◆ Tasks for this exercise ◆
**A)** In the biography of Jack Baran, start at the words "Jack Mathew Baran" and stop after "School in 2014.". Write that span out again, swapping "Connecticut" for "Massachusetts".
**B)** Name every co-star who joined Baran on the Drop the Mic Tour according to the biography of Jack Baran.

Jack Mathew Baran (born January 13, 1997), also known on YouTube as thatsojack, is an American YouTube personality.

Early life
Baran was born in Fairfield, Connecticut on January 13, 1997. He attended and graduated from Fairfield Warde High School in 2014.

Career
Baran created his YouTube channel in 2010 and now primarily uploads lifestyle and vlog videos. In early 2015, Baran starred in an AwesomenessTV skit alongside Paulina Cerrilla, portraying a Starbucks barista. In the summer of 2015, Baran and fellow YouTube personality Jenn McAllister (jennxpenn) began starring in an AwesomenessTV series titled First Times with Jack + Jenn. In December 2016 Jack Baran, along with co-stars Gabbie Hanna, Andrew Lowe, Chachi Gonzales, and Ricky Dillon, went across the United States lip-syncing as part of the Drop the Mic Tour.

In 2017, Baran hosted a game show on Snapchat for the Grammy Awards, quizzing people on the streets about their knowledge of the awards show.

◆ Provided material ◆
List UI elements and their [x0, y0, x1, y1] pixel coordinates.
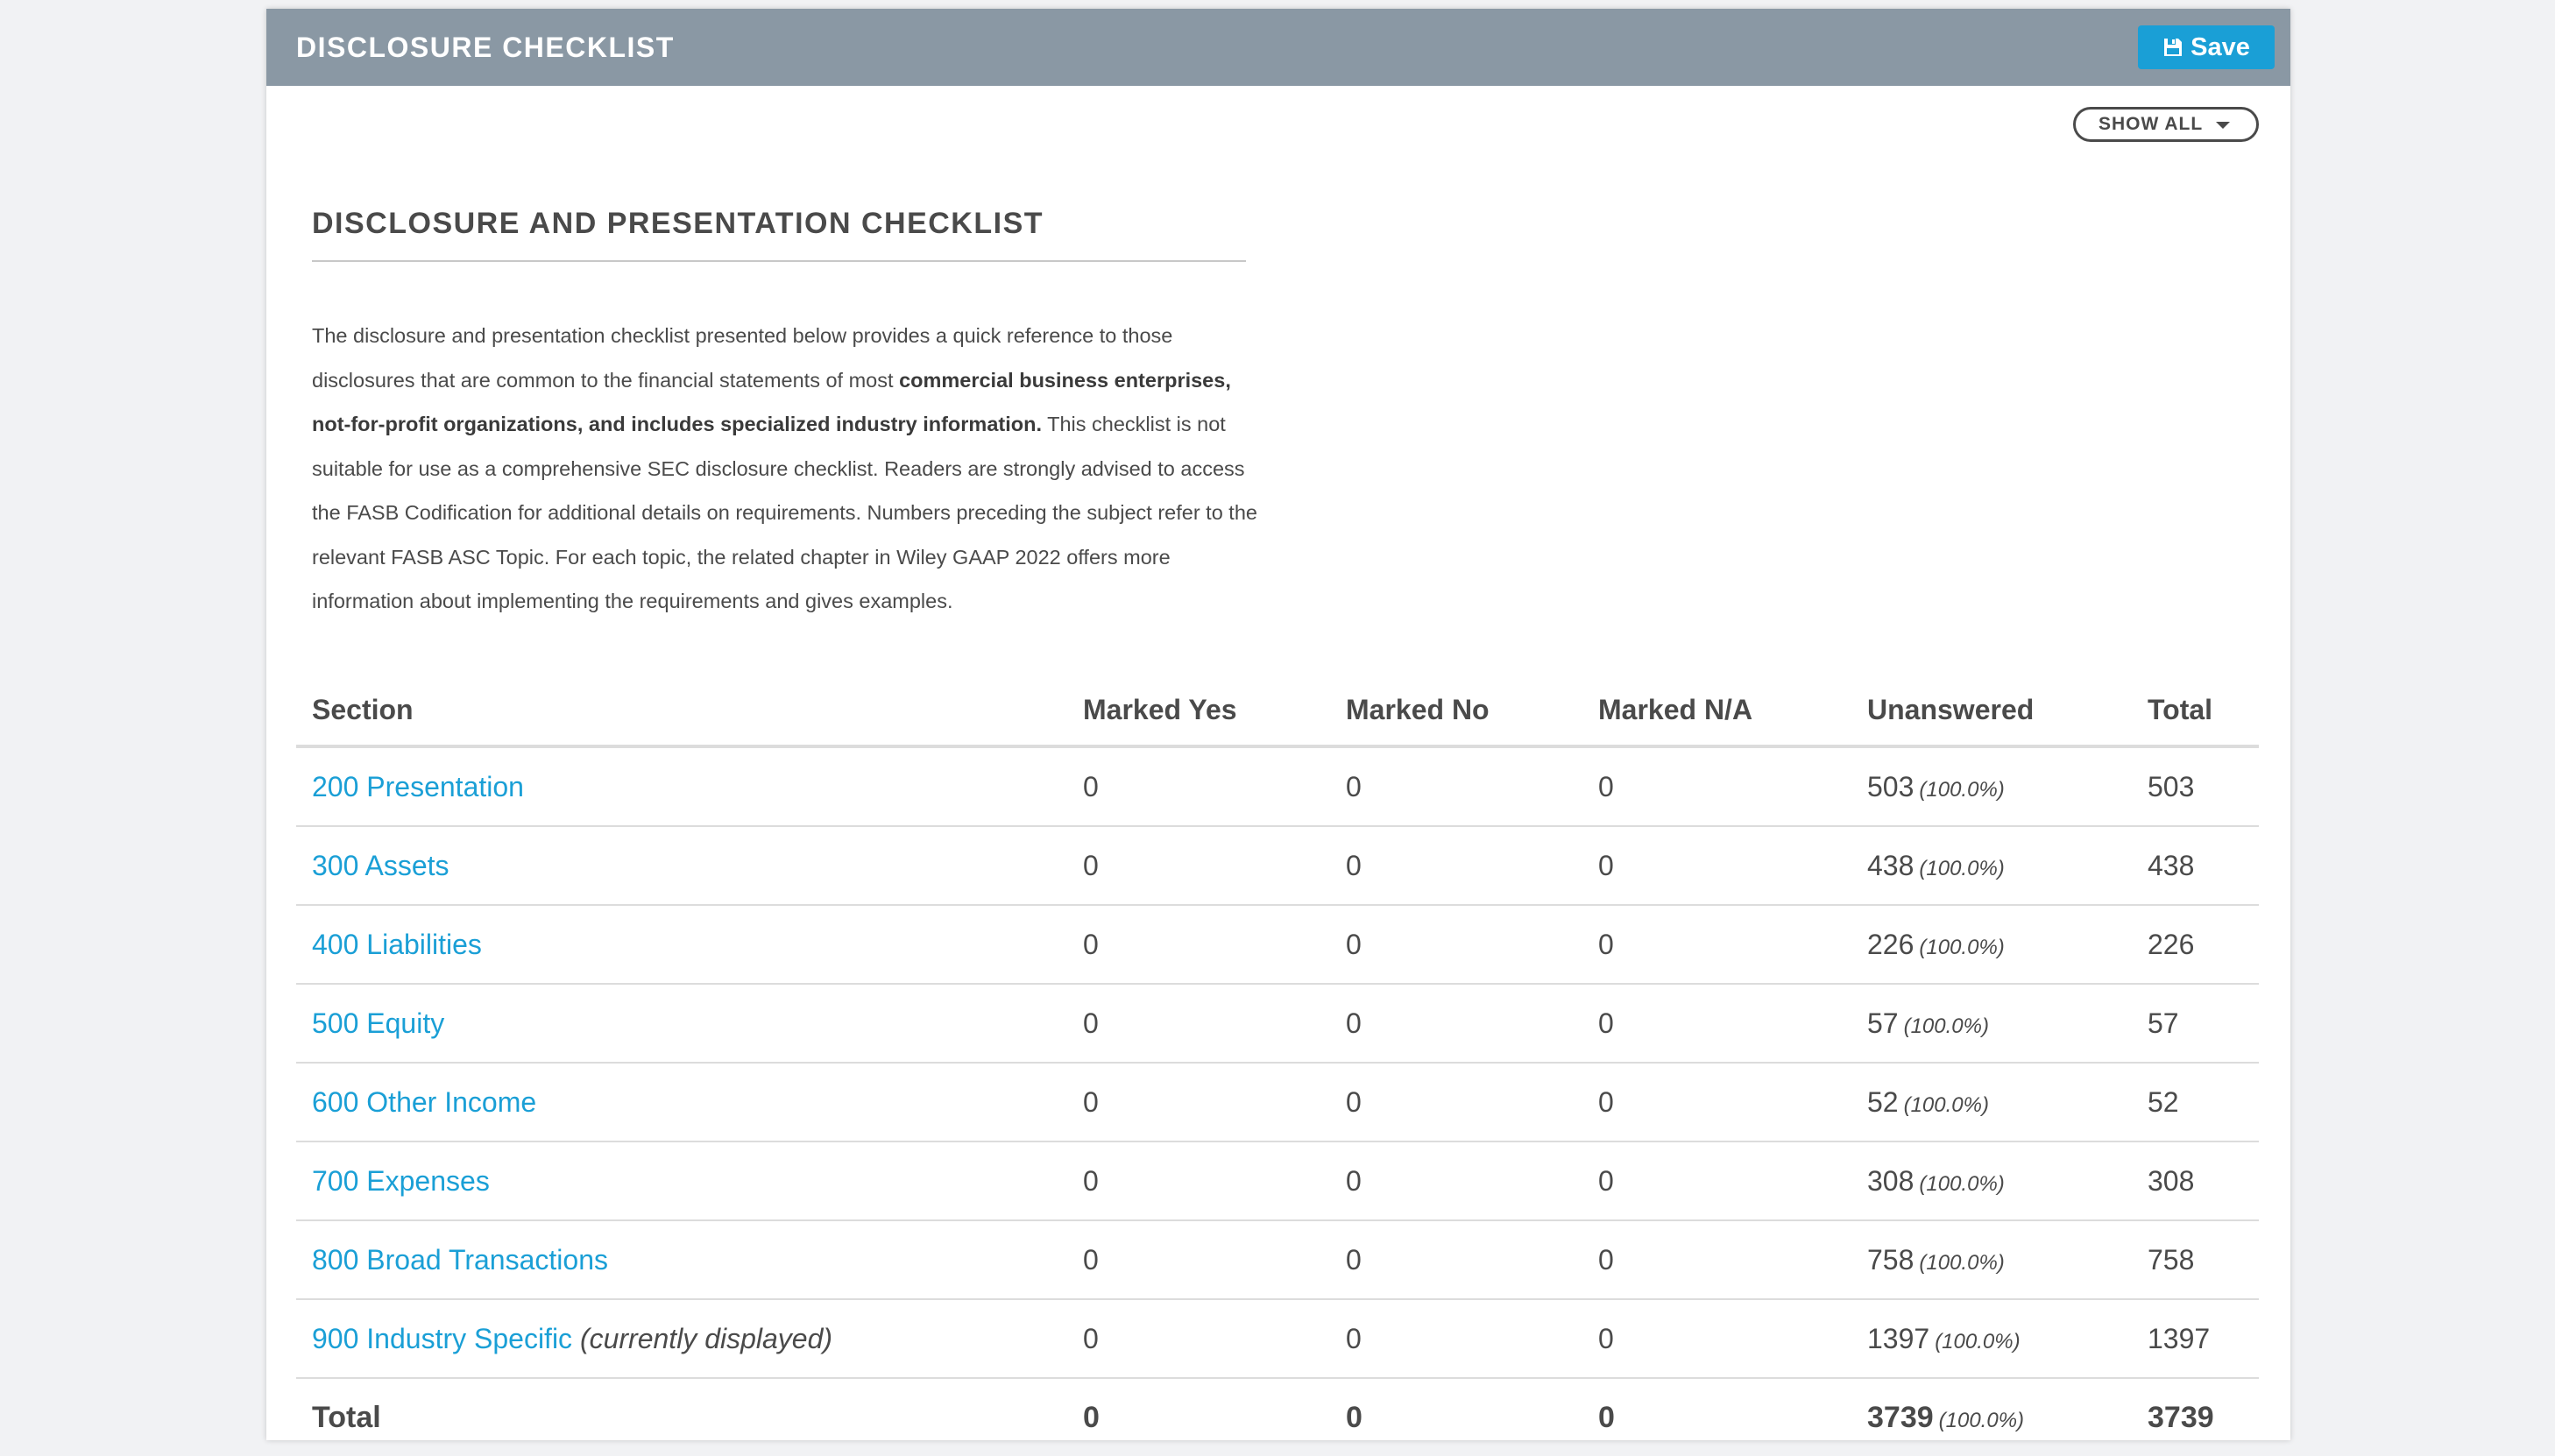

◆ Written responses ◆
**A)**
Jack Mathew Baran (born January 13, 1997), also known on YouTube as thatsojack, is an American YouTube personality.

Early life
Baran was born in Fairfield, Massachusetts on January 13, 1997. He attended and graduated from Fairfield Warde High School in 2014.

**B)** Gabbie Hanna, Andrew Lowe, Chachi Gonzales, and Ricky Dillon.